## GIVEN EXERCISE
List each line of the data that holds the word "higher".

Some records
=-=-=

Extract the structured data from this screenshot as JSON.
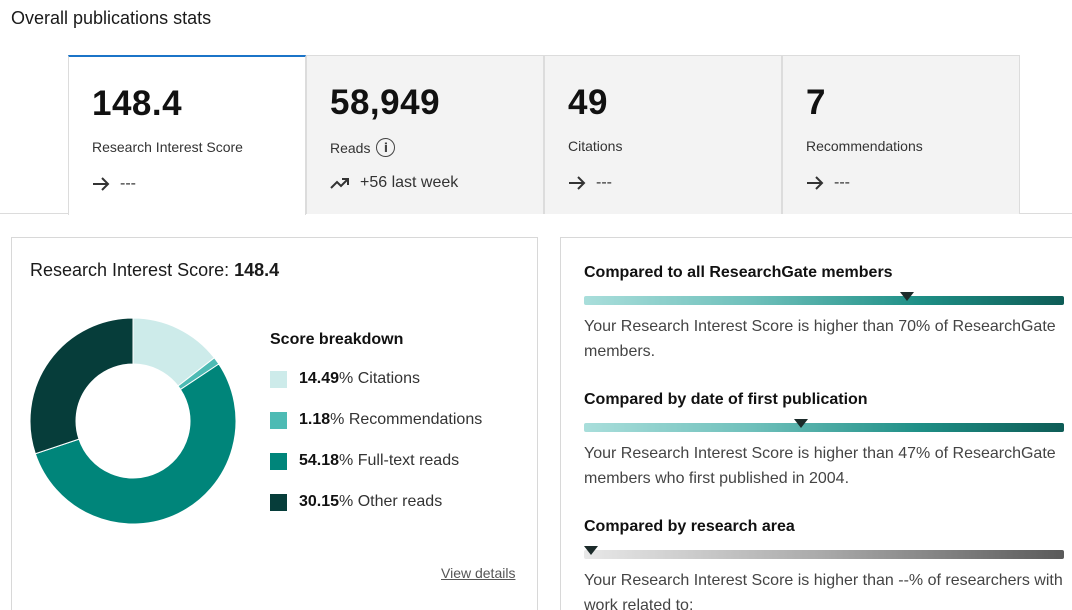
{
  "page_title": "Overall publications stats",
  "stats": [
    {
      "value": "148.4",
      "label": "Research Interest Score",
      "trend": "---",
      "active": true
    },
    {
      "value": "58,949",
      "label": "Reads",
      "trend": "+56 last week"
    },
    {
      "value": "49",
      "label": "Citations",
      "trend": "---"
    },
    {
      "value": "7",
      "label": "Recommendations",
      "trend": "---"
    }
  ],
  "info_icon_glyph": "i",
  "score_card": {
    "heading_label": "Research Interest Score: ",
    "heading_value": "148.4",
    "breakdown_title": "Score breakdown",
    "breakdown": [
      {
        "percent": "14.49",
        "suffix": "% Citations",
        "value": 14.49,
        "color": "#cdebea"
      },
      {
        "percent": "1.18",
        "suffix": "% Recommendations",
        "value": 1.18,
        "color": "#4dbbb4"
      },
      {
        "percent": "54.18",
        "suffix": "% Full-text reads",
        "value": 54.18,
        "color": "#00857a"
      },
      {
        "percent": "30.15",
        "suffix": "% Other reads",
        "value": 30.15,
        "color": "#063d3a"
      }
    ],
    "view_details": "View details"
  },
  "comparisons": [
    {
      "title": "Compared to all ResearchGate members",
      "percentile": 70,
      "style": "teal",
      "text": "Your Research Interest Score is higher than 70% of ResearchGate members."
    },
    {
      "title": "Compared by date of first publication",
      "percentile": 47,
      "style": "teal",
      "text": "Your Research Interest Score is higher than 47% of ResearchGate members who first published in 2004."
    },
    {
      "title": "Compared by research area",
      "percentile": 0,
      "style": "grey",
      "text": "Your Research Interest Score is higher than --% of researchers with work related to:"
    }
  ],
  "colors": {
    "accent": "#1b74c8",
    "teal_dark": "#0e5c56"
  }
}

=-=-=

## WRITTEN RESPONSE
      "text": "Your Research Interest Score is higher than 70% of ResearchGate members."
      "text": "Your Research Interest Score is higher than 47% of ResearchGate members who first published in 2004."
      "text": "Your Research Interest Score is higher than --% of researchers with work related to:"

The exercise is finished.